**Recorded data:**

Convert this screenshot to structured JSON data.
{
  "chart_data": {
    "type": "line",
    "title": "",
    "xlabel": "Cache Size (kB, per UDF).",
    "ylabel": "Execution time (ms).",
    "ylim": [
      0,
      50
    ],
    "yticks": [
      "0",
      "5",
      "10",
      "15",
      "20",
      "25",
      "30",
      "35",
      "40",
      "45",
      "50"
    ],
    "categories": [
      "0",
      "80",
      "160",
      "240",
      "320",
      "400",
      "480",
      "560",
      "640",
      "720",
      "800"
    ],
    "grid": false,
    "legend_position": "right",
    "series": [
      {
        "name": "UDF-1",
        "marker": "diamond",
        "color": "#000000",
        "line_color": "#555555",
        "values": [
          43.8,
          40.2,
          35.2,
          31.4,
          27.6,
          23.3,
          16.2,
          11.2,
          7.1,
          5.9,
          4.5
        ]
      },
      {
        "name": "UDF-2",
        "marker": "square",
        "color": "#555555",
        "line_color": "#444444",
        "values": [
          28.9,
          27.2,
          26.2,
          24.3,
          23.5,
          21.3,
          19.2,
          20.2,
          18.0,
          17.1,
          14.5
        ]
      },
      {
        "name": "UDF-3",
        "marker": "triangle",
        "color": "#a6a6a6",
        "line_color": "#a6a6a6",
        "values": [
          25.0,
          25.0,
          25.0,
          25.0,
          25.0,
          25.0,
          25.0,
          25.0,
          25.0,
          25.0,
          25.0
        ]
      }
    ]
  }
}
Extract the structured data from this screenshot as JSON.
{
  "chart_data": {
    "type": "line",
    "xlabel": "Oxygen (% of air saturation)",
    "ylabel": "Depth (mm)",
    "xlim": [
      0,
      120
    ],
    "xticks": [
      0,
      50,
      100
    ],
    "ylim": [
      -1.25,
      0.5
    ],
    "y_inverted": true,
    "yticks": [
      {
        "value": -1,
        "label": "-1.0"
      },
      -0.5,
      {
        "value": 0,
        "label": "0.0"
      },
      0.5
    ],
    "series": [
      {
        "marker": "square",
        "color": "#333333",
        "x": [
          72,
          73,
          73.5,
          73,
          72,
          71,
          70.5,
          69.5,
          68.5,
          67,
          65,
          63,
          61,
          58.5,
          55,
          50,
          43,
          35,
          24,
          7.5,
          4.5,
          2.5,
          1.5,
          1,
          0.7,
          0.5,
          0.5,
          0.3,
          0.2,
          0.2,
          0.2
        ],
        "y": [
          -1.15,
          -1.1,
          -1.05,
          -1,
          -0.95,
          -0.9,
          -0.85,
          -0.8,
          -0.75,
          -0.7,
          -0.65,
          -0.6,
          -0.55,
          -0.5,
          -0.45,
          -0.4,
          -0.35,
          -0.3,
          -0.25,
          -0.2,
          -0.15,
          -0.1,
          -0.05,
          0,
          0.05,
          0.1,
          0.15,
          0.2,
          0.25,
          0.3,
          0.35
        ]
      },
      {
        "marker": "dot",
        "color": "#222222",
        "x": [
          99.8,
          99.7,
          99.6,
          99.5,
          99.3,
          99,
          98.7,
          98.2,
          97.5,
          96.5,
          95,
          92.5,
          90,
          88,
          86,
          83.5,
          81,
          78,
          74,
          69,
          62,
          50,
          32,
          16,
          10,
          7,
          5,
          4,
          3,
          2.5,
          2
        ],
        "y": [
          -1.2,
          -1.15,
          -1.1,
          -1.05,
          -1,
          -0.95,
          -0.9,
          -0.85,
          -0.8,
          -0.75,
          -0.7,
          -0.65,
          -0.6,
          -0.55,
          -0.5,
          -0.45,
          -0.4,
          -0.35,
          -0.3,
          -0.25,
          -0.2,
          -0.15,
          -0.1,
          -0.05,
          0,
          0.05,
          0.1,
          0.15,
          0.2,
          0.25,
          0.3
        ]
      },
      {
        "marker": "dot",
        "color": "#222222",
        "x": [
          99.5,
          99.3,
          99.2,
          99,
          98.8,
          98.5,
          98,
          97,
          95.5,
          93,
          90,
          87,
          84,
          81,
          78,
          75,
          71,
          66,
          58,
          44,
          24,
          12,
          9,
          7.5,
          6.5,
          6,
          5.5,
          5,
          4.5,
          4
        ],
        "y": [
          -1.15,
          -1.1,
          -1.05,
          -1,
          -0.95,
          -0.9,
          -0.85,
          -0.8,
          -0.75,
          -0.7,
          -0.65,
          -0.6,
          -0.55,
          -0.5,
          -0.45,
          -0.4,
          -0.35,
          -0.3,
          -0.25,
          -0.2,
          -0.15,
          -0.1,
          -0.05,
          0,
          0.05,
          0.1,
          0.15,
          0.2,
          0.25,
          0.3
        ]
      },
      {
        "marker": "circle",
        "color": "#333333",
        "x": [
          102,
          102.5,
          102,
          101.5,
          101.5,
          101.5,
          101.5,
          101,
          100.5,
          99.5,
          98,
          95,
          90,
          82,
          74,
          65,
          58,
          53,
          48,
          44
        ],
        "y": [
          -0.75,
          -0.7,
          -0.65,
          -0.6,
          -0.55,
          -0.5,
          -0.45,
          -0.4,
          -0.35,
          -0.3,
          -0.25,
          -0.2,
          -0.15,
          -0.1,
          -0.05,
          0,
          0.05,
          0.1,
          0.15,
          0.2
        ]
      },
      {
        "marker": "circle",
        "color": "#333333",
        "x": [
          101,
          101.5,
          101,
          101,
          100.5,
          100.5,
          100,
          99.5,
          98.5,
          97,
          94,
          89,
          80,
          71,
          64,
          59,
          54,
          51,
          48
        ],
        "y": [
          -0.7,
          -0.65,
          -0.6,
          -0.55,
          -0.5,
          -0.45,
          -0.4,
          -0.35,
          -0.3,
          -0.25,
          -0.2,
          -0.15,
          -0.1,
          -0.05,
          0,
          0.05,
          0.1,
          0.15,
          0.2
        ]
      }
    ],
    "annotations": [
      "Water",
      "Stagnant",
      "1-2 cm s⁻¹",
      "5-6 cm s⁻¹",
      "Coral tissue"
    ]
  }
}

...

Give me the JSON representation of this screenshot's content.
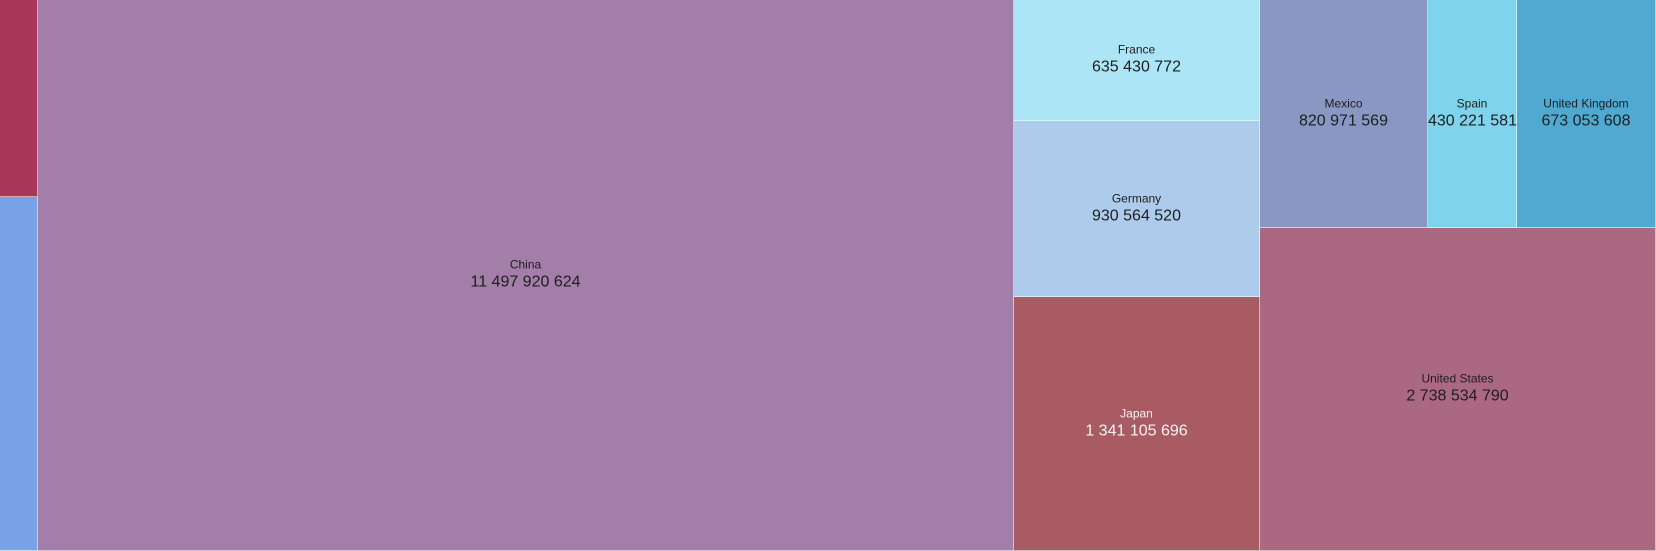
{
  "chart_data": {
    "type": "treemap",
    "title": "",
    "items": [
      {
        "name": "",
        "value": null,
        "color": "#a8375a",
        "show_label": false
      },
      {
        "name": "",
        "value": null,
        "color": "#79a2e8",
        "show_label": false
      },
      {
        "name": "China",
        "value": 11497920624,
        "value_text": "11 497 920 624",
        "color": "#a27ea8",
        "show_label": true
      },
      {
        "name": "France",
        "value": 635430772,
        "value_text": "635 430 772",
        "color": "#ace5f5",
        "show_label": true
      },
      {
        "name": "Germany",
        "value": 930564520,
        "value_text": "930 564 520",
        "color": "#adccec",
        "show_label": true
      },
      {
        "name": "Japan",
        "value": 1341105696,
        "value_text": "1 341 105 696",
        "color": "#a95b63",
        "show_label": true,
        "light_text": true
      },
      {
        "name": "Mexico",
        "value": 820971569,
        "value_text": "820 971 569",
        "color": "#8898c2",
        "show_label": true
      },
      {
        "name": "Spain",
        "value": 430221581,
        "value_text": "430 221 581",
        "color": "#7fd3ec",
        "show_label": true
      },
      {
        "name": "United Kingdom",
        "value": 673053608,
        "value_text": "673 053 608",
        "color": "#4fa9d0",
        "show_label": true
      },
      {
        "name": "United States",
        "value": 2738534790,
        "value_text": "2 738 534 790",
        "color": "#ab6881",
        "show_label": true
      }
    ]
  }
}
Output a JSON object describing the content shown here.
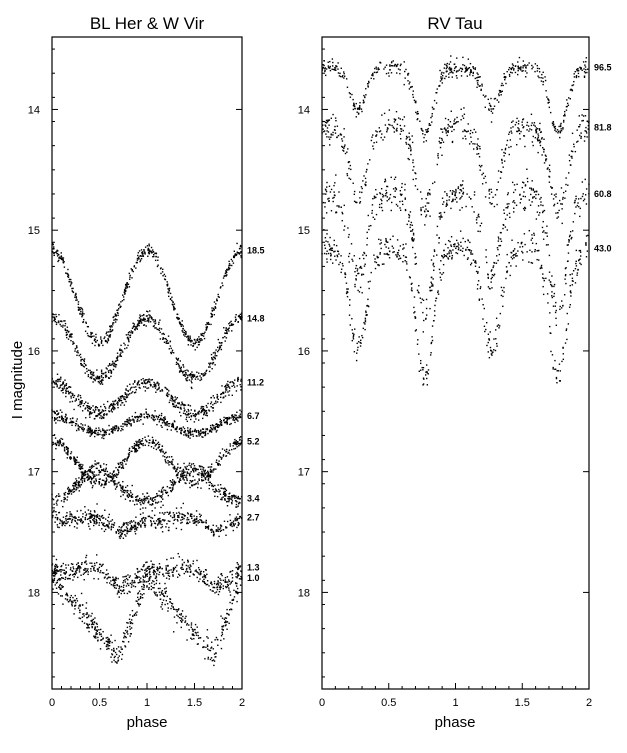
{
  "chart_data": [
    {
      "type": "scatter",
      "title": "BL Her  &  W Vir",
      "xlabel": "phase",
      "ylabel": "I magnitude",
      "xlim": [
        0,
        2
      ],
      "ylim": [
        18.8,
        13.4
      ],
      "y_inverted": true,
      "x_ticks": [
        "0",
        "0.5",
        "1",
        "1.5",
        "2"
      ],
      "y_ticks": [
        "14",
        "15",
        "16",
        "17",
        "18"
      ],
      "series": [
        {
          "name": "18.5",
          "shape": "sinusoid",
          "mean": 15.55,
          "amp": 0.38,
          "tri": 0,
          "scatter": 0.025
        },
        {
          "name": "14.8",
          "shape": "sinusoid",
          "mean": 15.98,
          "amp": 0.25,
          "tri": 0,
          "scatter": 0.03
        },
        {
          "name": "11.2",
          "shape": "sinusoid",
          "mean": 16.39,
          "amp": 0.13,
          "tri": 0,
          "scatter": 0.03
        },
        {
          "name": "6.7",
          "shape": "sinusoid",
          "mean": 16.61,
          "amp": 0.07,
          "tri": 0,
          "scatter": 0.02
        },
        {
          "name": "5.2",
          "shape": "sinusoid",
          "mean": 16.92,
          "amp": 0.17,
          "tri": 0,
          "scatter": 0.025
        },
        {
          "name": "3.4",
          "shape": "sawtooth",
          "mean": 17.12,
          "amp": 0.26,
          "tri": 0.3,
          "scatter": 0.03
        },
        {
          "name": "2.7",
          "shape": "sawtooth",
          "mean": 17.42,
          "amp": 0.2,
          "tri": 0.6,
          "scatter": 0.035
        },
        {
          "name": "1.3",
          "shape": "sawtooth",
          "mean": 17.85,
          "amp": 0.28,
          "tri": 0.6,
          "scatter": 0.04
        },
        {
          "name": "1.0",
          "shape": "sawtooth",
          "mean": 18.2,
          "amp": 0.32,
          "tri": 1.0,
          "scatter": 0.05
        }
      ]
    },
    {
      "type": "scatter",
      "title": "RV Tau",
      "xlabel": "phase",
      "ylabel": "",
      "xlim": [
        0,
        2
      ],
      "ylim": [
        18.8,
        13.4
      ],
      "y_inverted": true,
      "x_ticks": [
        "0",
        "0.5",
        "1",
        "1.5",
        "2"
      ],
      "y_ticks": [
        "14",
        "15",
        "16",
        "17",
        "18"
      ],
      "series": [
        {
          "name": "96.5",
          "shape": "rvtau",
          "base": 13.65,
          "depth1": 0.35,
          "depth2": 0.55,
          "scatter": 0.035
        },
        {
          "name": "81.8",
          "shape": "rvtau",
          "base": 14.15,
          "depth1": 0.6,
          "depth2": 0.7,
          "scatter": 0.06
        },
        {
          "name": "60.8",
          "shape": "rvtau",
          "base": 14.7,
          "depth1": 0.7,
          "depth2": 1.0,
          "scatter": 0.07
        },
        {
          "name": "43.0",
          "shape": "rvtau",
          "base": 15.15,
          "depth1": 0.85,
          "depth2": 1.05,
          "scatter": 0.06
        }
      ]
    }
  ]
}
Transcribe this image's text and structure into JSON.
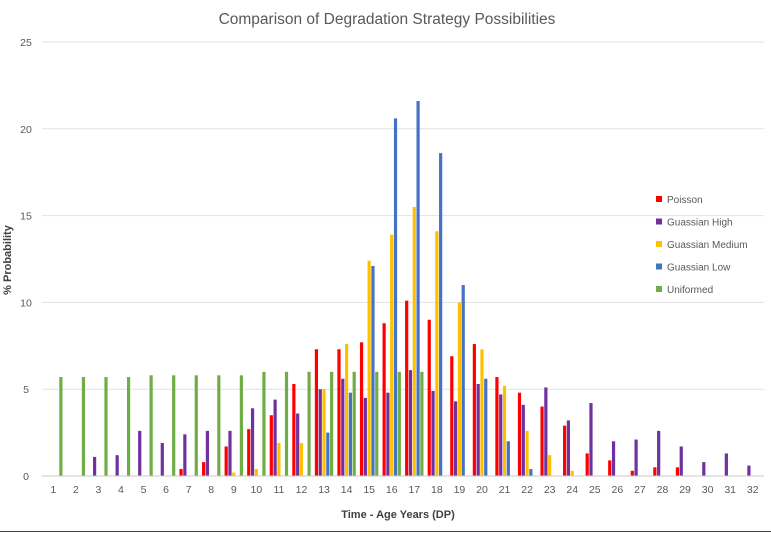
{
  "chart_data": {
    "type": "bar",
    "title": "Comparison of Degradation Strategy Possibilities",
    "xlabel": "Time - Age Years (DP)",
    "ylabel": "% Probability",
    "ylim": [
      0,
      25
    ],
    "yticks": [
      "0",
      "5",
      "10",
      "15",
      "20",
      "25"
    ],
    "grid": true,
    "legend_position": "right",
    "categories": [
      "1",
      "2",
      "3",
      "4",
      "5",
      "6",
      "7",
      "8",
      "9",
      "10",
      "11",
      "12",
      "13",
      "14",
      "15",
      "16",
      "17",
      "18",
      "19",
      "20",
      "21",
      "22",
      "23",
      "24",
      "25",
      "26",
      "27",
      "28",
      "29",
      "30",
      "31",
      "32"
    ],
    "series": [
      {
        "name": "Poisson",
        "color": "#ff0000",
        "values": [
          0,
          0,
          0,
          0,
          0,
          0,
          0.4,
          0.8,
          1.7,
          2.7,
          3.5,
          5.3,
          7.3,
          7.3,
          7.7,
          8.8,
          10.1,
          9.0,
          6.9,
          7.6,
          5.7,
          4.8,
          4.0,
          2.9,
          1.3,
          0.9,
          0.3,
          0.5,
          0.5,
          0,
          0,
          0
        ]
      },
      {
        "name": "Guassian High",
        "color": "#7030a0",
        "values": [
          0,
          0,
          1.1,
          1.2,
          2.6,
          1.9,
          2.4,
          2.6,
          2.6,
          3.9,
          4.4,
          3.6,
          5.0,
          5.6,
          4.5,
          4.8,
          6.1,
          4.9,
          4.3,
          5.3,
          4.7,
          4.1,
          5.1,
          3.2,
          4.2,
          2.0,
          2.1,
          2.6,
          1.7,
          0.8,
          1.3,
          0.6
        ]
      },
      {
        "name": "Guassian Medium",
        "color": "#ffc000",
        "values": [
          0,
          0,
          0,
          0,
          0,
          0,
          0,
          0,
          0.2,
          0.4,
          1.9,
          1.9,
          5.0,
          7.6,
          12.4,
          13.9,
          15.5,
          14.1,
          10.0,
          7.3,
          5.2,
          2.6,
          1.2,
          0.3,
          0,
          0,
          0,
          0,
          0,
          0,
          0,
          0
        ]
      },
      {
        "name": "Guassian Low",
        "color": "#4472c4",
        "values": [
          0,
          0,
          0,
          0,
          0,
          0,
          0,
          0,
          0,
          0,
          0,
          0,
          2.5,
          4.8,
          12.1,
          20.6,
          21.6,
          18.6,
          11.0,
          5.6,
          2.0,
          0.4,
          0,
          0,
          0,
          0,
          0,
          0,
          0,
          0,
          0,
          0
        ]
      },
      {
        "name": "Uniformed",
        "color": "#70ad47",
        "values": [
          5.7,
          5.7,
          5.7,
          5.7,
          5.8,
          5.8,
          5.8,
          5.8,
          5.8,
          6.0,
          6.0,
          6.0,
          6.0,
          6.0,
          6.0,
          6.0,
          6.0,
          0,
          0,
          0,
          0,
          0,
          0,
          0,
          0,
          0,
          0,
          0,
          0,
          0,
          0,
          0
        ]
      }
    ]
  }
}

**Objective:** How many of these lines contain "this"? Write only the number.

**Reply:** 4